| GIVEN TASK |
Quote the records that follow in full, leaving the pictures out.

| PROVIDED DATA |

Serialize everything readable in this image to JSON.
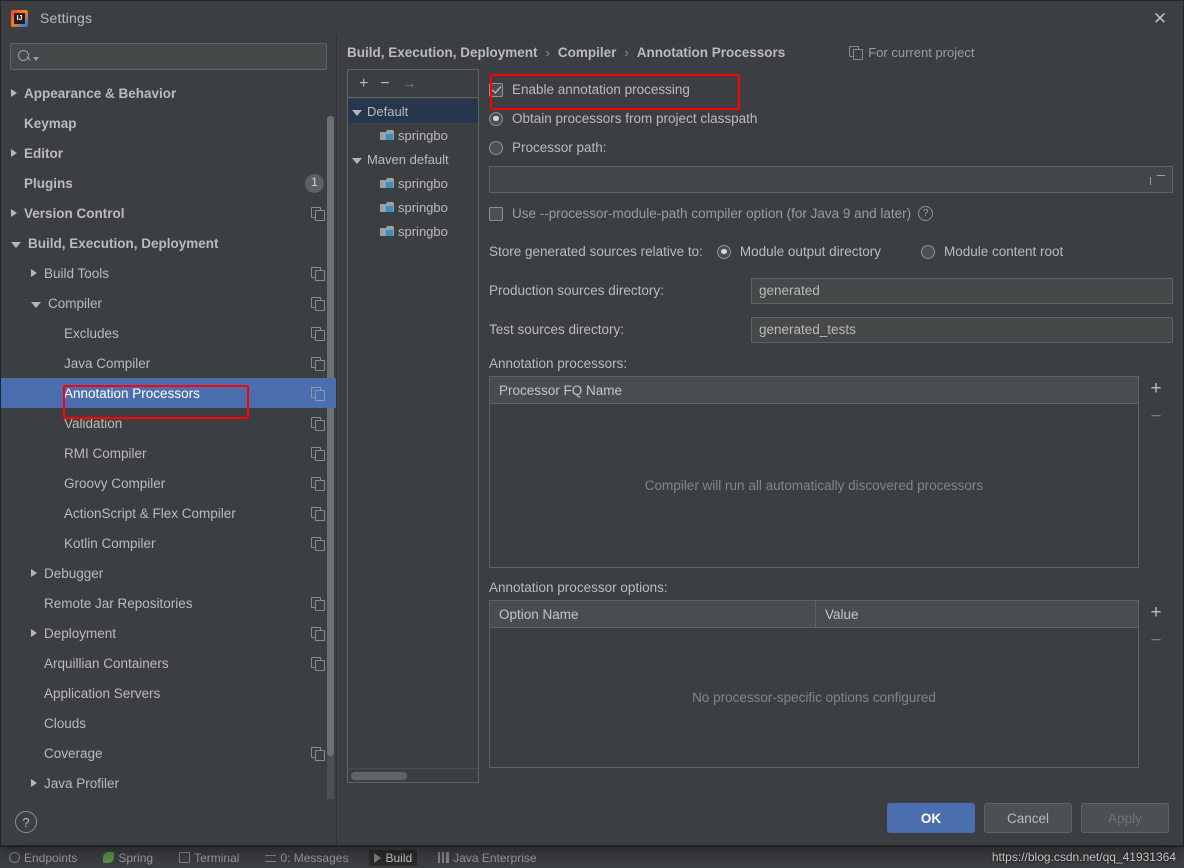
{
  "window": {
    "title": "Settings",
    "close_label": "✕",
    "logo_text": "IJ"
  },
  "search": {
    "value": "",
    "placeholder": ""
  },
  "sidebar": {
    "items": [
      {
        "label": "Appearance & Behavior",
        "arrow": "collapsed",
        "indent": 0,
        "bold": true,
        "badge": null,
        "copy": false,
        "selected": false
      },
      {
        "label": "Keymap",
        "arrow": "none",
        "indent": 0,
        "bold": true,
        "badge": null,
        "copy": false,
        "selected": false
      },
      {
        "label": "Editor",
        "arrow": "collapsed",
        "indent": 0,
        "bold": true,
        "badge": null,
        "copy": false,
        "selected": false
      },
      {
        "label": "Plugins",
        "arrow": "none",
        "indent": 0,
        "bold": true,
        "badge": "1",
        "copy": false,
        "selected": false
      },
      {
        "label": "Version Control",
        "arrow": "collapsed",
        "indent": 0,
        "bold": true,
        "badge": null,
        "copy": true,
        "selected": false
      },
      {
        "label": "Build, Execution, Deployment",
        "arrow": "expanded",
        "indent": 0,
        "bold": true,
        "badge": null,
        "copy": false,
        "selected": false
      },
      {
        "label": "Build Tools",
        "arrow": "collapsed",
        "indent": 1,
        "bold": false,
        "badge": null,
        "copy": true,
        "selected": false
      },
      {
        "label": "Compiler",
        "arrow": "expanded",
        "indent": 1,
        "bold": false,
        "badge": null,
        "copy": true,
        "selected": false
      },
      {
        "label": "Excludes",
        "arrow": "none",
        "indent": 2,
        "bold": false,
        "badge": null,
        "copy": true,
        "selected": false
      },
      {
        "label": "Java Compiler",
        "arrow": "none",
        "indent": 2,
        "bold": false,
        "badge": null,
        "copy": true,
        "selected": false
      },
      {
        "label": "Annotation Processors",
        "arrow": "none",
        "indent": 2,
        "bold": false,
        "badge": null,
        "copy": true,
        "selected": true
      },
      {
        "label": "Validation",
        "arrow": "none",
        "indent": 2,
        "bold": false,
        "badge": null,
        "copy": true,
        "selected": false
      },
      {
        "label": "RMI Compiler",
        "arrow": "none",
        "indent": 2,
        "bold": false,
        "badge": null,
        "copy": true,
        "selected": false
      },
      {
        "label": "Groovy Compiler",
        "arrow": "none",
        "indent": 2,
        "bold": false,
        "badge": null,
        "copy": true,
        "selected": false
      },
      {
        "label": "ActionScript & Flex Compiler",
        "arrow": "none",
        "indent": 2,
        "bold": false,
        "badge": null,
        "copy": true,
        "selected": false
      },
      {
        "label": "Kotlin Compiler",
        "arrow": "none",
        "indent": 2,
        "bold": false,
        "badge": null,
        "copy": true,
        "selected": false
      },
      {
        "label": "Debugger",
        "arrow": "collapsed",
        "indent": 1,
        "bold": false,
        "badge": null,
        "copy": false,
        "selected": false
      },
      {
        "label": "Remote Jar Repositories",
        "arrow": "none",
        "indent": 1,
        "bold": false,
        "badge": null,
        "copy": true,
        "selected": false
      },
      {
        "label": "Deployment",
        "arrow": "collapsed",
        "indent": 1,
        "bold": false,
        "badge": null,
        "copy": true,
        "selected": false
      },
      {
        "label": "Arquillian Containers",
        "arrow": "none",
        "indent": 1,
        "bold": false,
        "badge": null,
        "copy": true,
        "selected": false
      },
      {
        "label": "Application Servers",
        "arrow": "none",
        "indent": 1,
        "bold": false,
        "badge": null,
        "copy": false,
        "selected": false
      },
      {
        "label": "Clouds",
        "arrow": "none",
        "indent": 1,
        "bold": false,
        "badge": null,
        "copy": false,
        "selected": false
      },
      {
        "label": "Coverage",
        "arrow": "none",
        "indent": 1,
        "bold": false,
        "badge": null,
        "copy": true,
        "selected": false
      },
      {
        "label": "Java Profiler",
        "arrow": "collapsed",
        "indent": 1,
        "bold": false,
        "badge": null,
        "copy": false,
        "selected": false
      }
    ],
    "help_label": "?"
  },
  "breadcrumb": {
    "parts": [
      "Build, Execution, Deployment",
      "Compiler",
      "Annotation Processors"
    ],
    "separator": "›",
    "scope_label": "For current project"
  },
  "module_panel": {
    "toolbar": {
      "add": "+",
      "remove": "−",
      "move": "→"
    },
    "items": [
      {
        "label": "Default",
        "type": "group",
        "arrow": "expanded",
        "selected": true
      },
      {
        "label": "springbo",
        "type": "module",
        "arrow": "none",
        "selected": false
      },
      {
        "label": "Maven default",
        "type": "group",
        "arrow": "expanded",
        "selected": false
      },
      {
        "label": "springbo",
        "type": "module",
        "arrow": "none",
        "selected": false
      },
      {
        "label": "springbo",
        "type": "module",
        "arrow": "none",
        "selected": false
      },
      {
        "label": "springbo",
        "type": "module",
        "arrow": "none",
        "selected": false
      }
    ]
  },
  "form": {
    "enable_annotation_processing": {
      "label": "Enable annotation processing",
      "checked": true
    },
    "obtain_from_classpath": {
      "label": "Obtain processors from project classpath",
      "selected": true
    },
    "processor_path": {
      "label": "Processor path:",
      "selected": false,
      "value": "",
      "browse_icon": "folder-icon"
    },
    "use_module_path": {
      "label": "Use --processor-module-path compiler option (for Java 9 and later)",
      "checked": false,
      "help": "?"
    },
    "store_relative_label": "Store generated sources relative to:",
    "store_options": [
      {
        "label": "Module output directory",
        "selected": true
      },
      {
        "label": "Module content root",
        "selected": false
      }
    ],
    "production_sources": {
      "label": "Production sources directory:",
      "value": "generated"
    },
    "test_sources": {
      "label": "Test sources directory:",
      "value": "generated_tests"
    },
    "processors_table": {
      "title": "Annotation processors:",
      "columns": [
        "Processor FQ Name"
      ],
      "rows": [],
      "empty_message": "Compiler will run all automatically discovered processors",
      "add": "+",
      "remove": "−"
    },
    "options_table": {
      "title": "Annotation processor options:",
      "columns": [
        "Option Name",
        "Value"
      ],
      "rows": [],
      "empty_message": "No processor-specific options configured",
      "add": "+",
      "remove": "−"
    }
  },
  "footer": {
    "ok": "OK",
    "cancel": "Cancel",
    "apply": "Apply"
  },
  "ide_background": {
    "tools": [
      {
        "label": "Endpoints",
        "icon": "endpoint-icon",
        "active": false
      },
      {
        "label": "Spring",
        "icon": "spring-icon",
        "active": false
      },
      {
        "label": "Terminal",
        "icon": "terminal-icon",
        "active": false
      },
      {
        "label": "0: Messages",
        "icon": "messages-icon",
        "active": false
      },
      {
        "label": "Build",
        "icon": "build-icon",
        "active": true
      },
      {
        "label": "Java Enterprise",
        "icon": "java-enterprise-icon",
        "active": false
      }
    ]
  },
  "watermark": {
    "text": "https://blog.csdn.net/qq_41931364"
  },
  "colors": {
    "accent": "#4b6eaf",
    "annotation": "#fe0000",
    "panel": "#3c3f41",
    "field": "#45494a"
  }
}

| RESPONSE |
Serialize everything readable in this image to JSON.
{
  "window": {
    "title": "Settings",
    "close_label": "✕",
    "logo_text": "IJ"
  },
  "search": {
    "value": "",
    "placeholder": ""
  },
  "sidebar": {
    "items": [
      {
        "label": "Appearance & Behavior",
        "arrow": "collapsed",
        "indent": 0,
        "bold": true,
        "badge": null,
        "copy": false,
        "selected": false
      },
      {
        "label": "Keymap",
        "arrow": "none",
        "indent": 0,
        "bold": true,
        "badge": null,
        "copy": false,
        "selected": false
      },
      {
        "label": "Editor",
        "arrow": "collapsed",
        "indent": 0,
        "bold": true,
        "badge": null,
        "copy": false,
        "selected": false
      },
      {
        "label": "Plugins",
        "arrow": "none",
        "indent": 0,
        "bold": true,
        "badge": "1",
        "copy": false,
        "selected": false
      },
      {
        "label": "Version Control",
        "arrow": "collapsed",
        "indent": 0,
        "bold": true,
        "badge": null,
        "copy": true,
        "selected": false
      },
      {
        "label": "Build, Execution, Deployment",
        "arrow": "expanded",
        "indent": 0,
        "bold": true,
        "badge": null,
        "copy": false,
        "selected": false
      },
      {
        "label": "Build Tools",
        "arrow": "collapsed",
        "indent": 1,
        "bold": false,
        "badge": null,
        "copy": true,
        "selected": false
      },
      {
        "label": "Compiler",
        "arrow": "expanded",
        "indent": 1,
        "bold": false,
        "badge": null,
        "copy": true,
        "selected": false
      },
      {
        "label": "Excludes",
        "arrow": "none",
        "indent": 2,
        "bold": false,
        "badge": null,
        "copy": true,
        "selected": false
      },
      {
        "label": "Java Compiler",
        "arrow": "none",
        "indent": 2,
        "bold": false,
        "badge": null,
        "copy": true,
        "selected": false
      },
      {
        "label": "Annotation Processors",
        "arrow": "none",
        "indent": 2,
        "bold": false,
        "badge": null,
        "copy": true,
        "selected": true
      },
      {
        "label": "Validation",
        "arrow": "none",
        "indent": 2,
        "bold": false,
        "badge": null,
        "copy": true,
        "selected": false
      },
      {
        "label": "RMI Compiler",
        "arrow": "none",
        "indent": 2,
        "bold": false,
        "badge": null,
        "copy": true,
        "selected": false
      },
      {
        "label": "Groovy Compiler",
        "arrow": "none",
        "indent": 2,
        "bold": false,
        "badge": null,
        "copy": true,
        "selected": false
      },
      {
        "label": "ActionScript & Flex Compiler",
        "arrow": "none",
        "indent": 2,
        "bold": false,
        "badge": null,
        "copy": true,
        "selected": false
      },
      {
        "label": "Kotlin Compiler",
        "arrow": "none",
        "indent": 2,
        "bold": false,
        "badge": null,
        "copy": true,
        "selected": false
      },
      {
        "label": "Debugger",
        "arrow": "collapsed",
        "indent": 1,
        "bold": false,
        "badge": null,
        "copy": false,
        "selected": false
      },
      {
        "label": "Remote Jar Repositories",
        "arrow": "none",
        "indent": 1,
        "bold": false,
        "badge": null,
        "copy": true,
        "selected": false
      },
      {
        "label": "Deployment",
        "arrow": "collapsed",
        "indent": 1,
        "bold": false,
        "badge": null,
        "copy": true,
        "selected": false
      },
      {
        "label": "Arquillian Containers",
        "arrow": "none",
        "indent": 1,
        "bold": false,
        "badge": null,
        "copy": true,
        "selected": false
      },
      {
        "label": "Application Servers",
        "arrow": "none",
        "indent": 1,
        "bold": false,
        "badge": null,
        "copy": false,
        "selected": false
      },
      {
        "label": "Clouds",
        "arrow": "none",
        "indent": 1,
        "bold": false,
        "badge": null,
        "copy": false,
        "selected": false
      },
      {
        "label": "Coverage",
        "arrow": "none",
        "indent": 1,
        "bold": false,
        "badge": null,
        "copy": true,
        "selected": false
      },
      {
        "label": "Java Profiler",
        "arrow": "collapsed",
        "indent": 1,
        "bold": false,
        "badge": null,
        "copy": false,
        "selected": false
      }
    ],
    "help_label": "?"
  },
  "breadcrumb": {
    "parts": [
      "Build, Execution, Deployment",
      "Compiler",
      "Annotation Processors"
    ],
    "separator": "›",
    "scope_label": "For current project"
  },
  "module_panel": {
    "toolbar": {
      "add": "+",
      "remove": "−",
      "move": "→"
    },
    "items": [
      {
        "label": "Default",
        "type": "group",
        "arrow": "expanded",
        "selected": true
      },
      {
        "label": "springbo",
        "type": "module",
        "arrow": "none",
        "selected": false
      },
      {
        "label": "Maven default",
        "type": "group",
        "arrow": "expanded",
        "selected": false
      },
      {
        "label": "springbo",
        "type": "module",
        "arrow": "none",
        "selected": false
      },
      {
        "label": "springbo",
        "type": "module",
        "arrow": "none",
        "selected": false
      },
      {
        "label": "springbo",
        "type": "module",
        "arrow": "none",
        "selected": false
      }
    ]
  },
  "form": {
    "enable_annotation_processing": {
      "label": "Enable annotation processing",
      "checked": true
    },
    "obtain_from_classpath": {
      "label": "Obtain processors from project classpath",
      "selected": true
    },
    "processor_path": {
      "label": "Processor path:",
      "selected": false,
      "value": "",
      "browse_icon": "folder-icon"
    },
    "use_module_path": {
      "label": "Use --processor-module-path compiler option (for Java 9 and later)",
      "checked": false,
      "help": "?"
    },
    "store_relative_label": "Store generated sources relative to:",
    "store_options": [
      {
        "label": "Module output directory",
        "selected": true
      },
      {
        "label": "Module content root",
        "selected": false
      }
    ],
    "production_sources": {
      "label": "Production sources directory:",
      "value": "generated"
    },
    "test_sources": {
      "label": "Test sources directory:",
      "value": "generated_tests"
    },
    "processors_table": {
      "title": "Annotation processors:",
      "columns": [
        "Processor FQ Name"
      ],
      "rows": [],
      "empty_message": "Compiler will run all automatically discovered processors",
      "add": "+",
      "remove": "−"
    },
    "options_table": {
      "title": "Annotation processor options:",
      "columns": [
        "Option Name",
        "Value"
      ],
      "rows": [],
      "empty_message": "No processor-specific options configured",
      "add": "+",
      "remove": "−"
    }
  },
  "footer": {
    "ok": "OK",
    "cancel": "Cancel",
    "apply": "Apply"
  },
  "ide_background": {
    "tools": [
      {
        "label": "Endpoints",
        "icon": "endpoint-icon",
        "active": false
      },
      {
        "label": "Spring",
        "icon": "spring-icon",
        "active": false
      },
      {
        "label": "Terminal",
        "icon": "terminal-icon",
        "active": false
      },
      {
        "label": "0: Messages",
        "icon": "messages-icon",
        "active": false
      },
      {
        "label": "Build",
        "icon": "build-icon",
        "active": true
      },
      {
        "label": "Java Enterprise",
        "icon": "java-enterprise-icon",
        "active": false
      }
    ]
  },
  "watermark": {
    "text": "https://blog.csdn.net/qq_41931364"
  },
  "colors": {
    "accent": "#4b6eaf",
    "annotation": "#fe0000",
    "panel": "#3c3f41",
    "field": "#45494a"
  }
}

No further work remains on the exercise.